→ **Task description**
From the listing below, copy every line with the word "Gillent".
>> START Exercise inputs
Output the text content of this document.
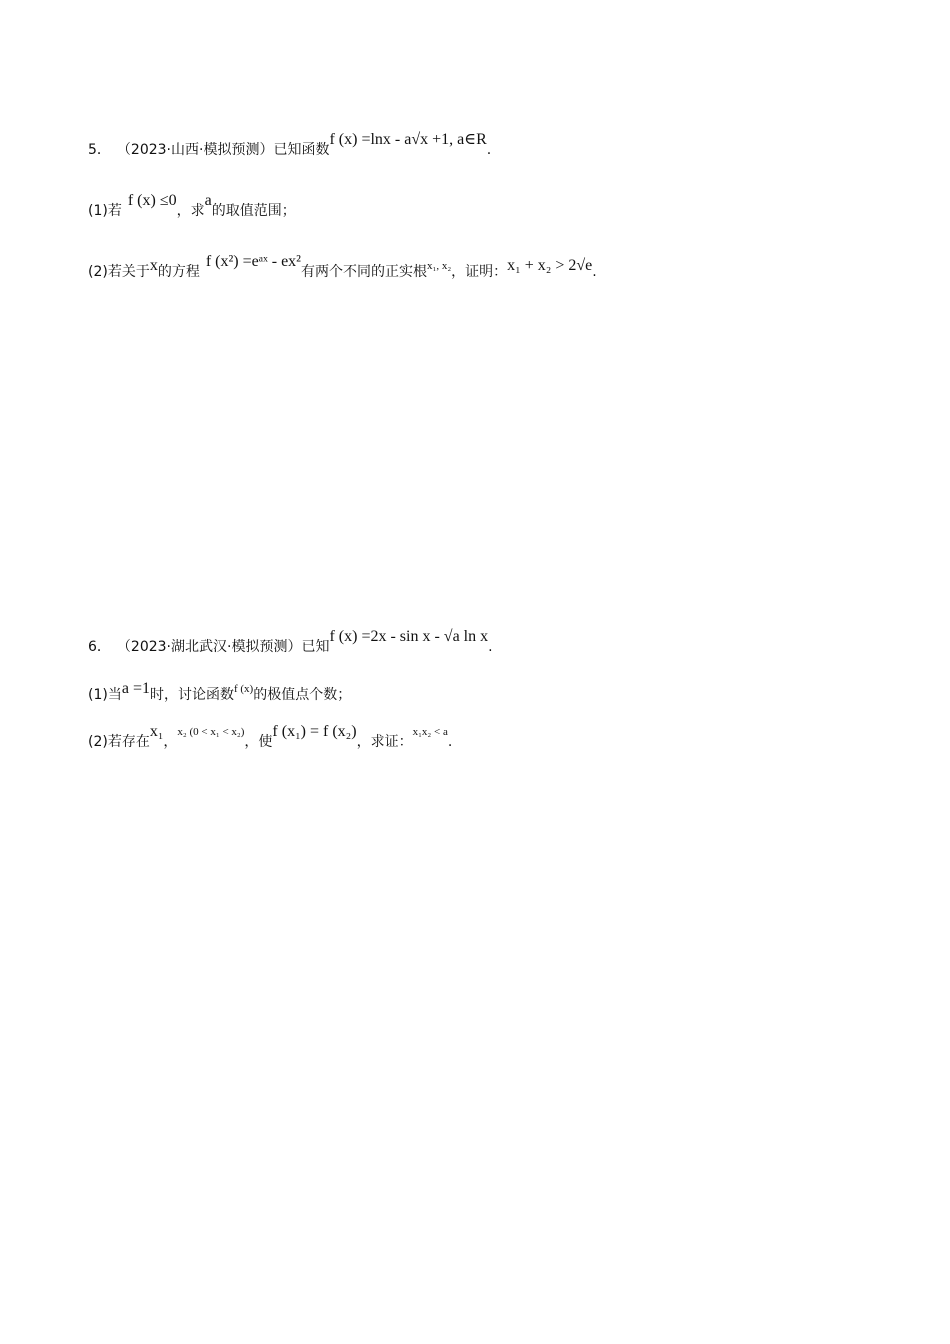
5． （2023·山西·模拟预测） 已知函数
f (x) =lnx - a√x +1, a∈R
.
(1)若
f (x) ≤0
，求
a
的取值范围；
(2)若关于 x 的方程
f (x²) =eᵃˣ - ex²
有两个不同的正实根 x₁, x₂ ，证明： x₁ + x₂ > 2√e .
6． （2023·湖北武汉·模拟预测） 已知
f (x) =2x - sin x - √a ln x
.
(1)当 a =1 时，讨论函数 f (x) 的极值点个数；
(2)若存在
x₁
，
x₂ (0 < x₁ < x₂)
，使
f (x₁) = f (x₂)
，求证：
x₁x₂ < a
.
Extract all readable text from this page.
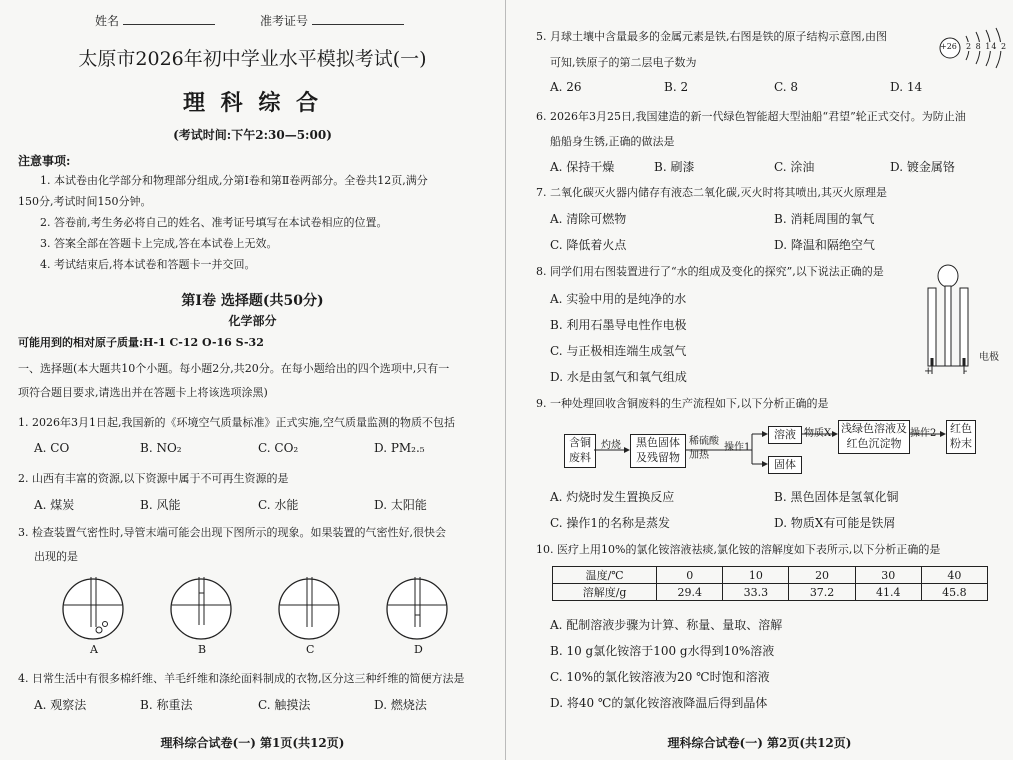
姓名	准考证号
太原市2026年初中学业水平模拟考试(一)
理 科 综 合
(考试时间:下午2:30—5:00)
注意事项:
1. 本试卷由化学部分和物理部分组成,分第Ⅰ卷和第Ⅱ卷两部分。全卷共12页,满分
150分,考试时间150分钟。
2. 答卷前,考生务必将自己的姓名、准考证号填写在本试卷相应的位置。
3. 答案全部在答题卡上完成,答在本试卷上无效。
4. 考试结束后,将本试卷和答题卡一并交回。
第Ⅰ卷 选择题(共50分)
化学部分
可能用到的相对原子质量:H-1 C-12 O-16 S-32
一、选择题(本大题共10个小题。每小题2分,共20分。在每小题给出的四个选项中,只有一
项符合题目要求,请选出并在答题卡上将该选项涂黑)
1. 2026年3月1日起,我国新的《环境空气质量标准》正式实施,空气质量监测的物质不包括
A. CO	B. NO₂	C. CO₂	D. PM₂.₅
2. 山西有丰富的资源,以下资源中属于不可再生资源的是
A. 煤炭	B. 风能	C. 水能	D. 太阳能
3. 检查装置气密性时,导管末端可能会出现下图所示的现象。如果装置的气密性好,很快会
出现的是
A	B	C	D
4. 日常生活中有很多棉纤维、羊毛纤维和涤纶面料制成的衣物,区分这三种纤维的简便方法是
A. 观察法	B. 称重法	C. 触摸法	D. 燃烧法
理科综合试卷(一) 第1页(共12页)
5. 月球土壤中含量最多的金属元素是铁,右图是铁的原子结构示意图,由图
可知,铁原子的第二层电子数为
+26 2 8 14 2
A. 26	B. 2	C. 8	D. 14
6. 2026年3月25日,我国建造的新一代绿色智能超大型油船“君望”轮正式交付。为防止油
船船身生锈,正确的做法是
A. 保持干燥	B. 刷漆	C. 涂油	D. 镀金属铬
7. 二氧化碳灭火器内储存有液态二氧化碳,灭火时将其喷出,其灭火原理是
A. 清除可燃物	B. 消耗周围的氧气
C. 降低着火点	D. 降温和隔绝空气
8. 同学们用右图装置进行了“水的组成及变化的探究”,以下说法正确的是
A. 实验中用的是纯净的水
B. 利用石墨导电性作电极
C. 与正极相连端生成氢气
D. 水是由氢气和氧气组成
电极
+	-
9. 一种处理回收含铜废料的生产流程如下,以下分析正确的是
含铜
废料
灼烧	黑色固体
及残留物
稀硫酸
加热
操作1
溶液
固体
物质X 浅绿色溶液及
红色沉淀物
操作2 红色
粉末
A. 灼烧时发生置换反应	B. 黑色固体是氢氧化铜
C. 操作1的名称是蒸发	D. 物质X有可能是铁屑
10. 医疗上用10%的氯化铵溶液祛痰,氯化铵的溶解度如下表所示,以下分析正确的是
温度/℃	0	10	20	30	40
溶解度/g	29.4	33.3	37.2	41.4	45.8
A. 配制溶液步骤为计算、称量、量取、溶解
B. 10 g氯化铵溶于100 g水得到10%溶液
C. 10%的氯化铵溶液为20 ℃时饱和溶液
D. 将40 ℃的氯化铵溶液降温后得到晶体
理科综合试卷(一) 第2页(共12页)
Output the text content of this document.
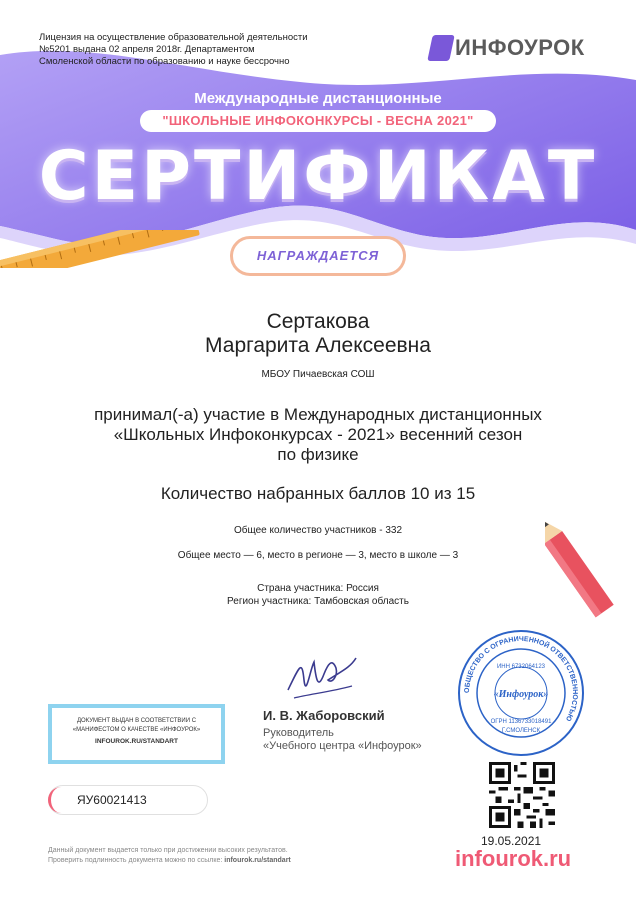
Лицензия на осуществление образовательной деятельности
№5201 выдана 02 апреля 2018г. Департаментом
Смоленской области по образованию и науке бессрочно
ИНФОУРОК
Международные дистанционные
"ШКОЛЬНЫЕ ИНФОКОНКУРСЫ - ВЕСНА 2021"
СЕРТИФИКАТ
НАГРАЖДАЕТСЯ
Сертакова
Маргарита Алексеевна
МБОУ Пичаевская СОШ
принимал(-а) участие в Международных дистанционных
«Школьных Инфоконкурсах - 2021» весенний сезон
по физике
Количество набранных баллов 10 из 15
Общее количество участников - 332
Общее место — 6, место в регионе — 3, место в школе — 3
Страна участника: Россия
Регион участника: Тамбовская область
ДОКУМЕНТ ВЫДАН В СООТВЕТСТВИИ С
«МАНИФЕСТОМ О КАЧЕСТВЕ «ИНФОУРОК»
INFOUROK.RU/STANDART
ЯУ60021413
И. В. Жаборовский
Руководитель
«Учебного центра «Инфоурок»
ОБЩЕСТВО С ОГРАНИЧЕННОЙ ОТВЕТСТВЕННОСТЬЮ
ИНН 6732064123
«Инфоурок»
ОГРН 1136733018491
Г.СМОЛЕНСК
19.05.2021
infourok.ru
Данный документ выдается только при достижении высоких результатов.
Проверить подлинность документа можно по ссылке: infourok.ru/standart
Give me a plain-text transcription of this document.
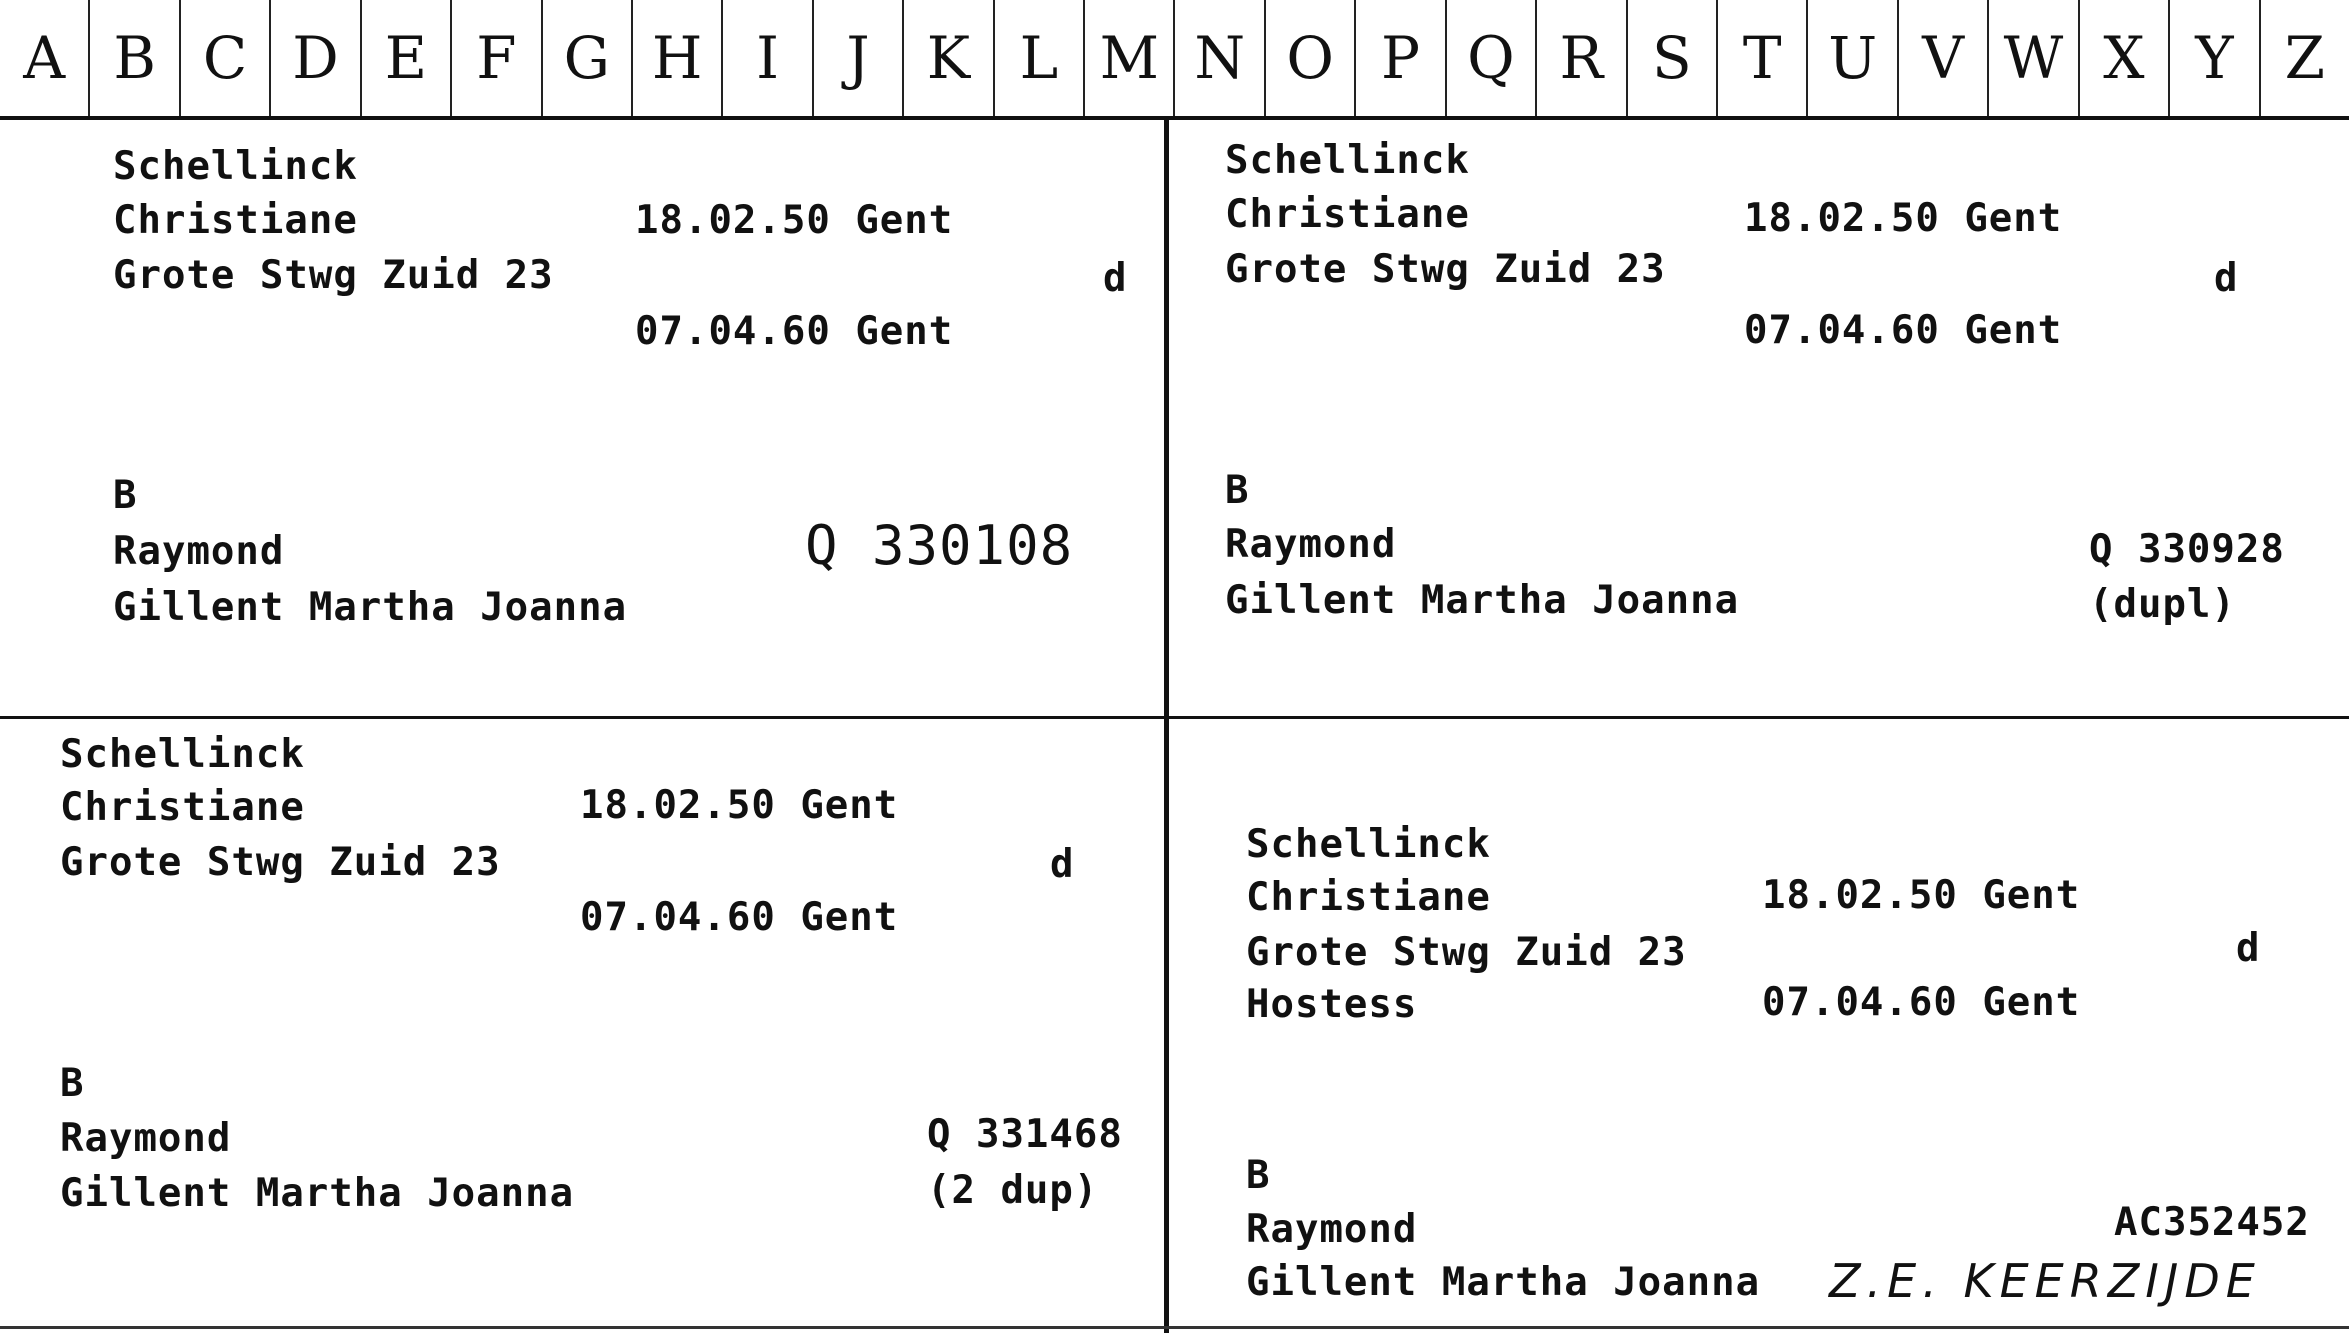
A B C D E F G H I	J K L M N O P Q R S T U V W X Y Z
Schellinck
Christiane	18.02.50 Gent
Grote Stwg Zuid 23	d
07.04.60 Gent
B
Raymond	Q 330108
Gillent Martha Joanna
Schellinck
Christiane	18.02.50 Gent
Grote Stwg Zuid 23	d
07.04.60 Gent
B
Raymond	Q 330928
Gillent Martha Joanna	(dupl)
Schellinck
Christiane	18.02.50 Gent
Grote Stwg Zuid 23	d
07.04.60 Gent
B
Raymond	Q 331468
Gillent Martha Joanna	(2 dup)
Schellinck
Christiane	18.02.50 Gent
Grote Stwg Zuid 23	d
Hostess	07.04.60 Gent
B
Raymond	AC352452
Gillent Martha Joanna Z.E. KEERZIJDE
>> END Exercise inputs
→ **Solution for this problem**
Gillent Martha Joanna
Gillent Martha Joanna	(dupl)
Gillent Martha Joanna	(2 dup)
Gillent Martha Joanna Z.E. KEERZIJDE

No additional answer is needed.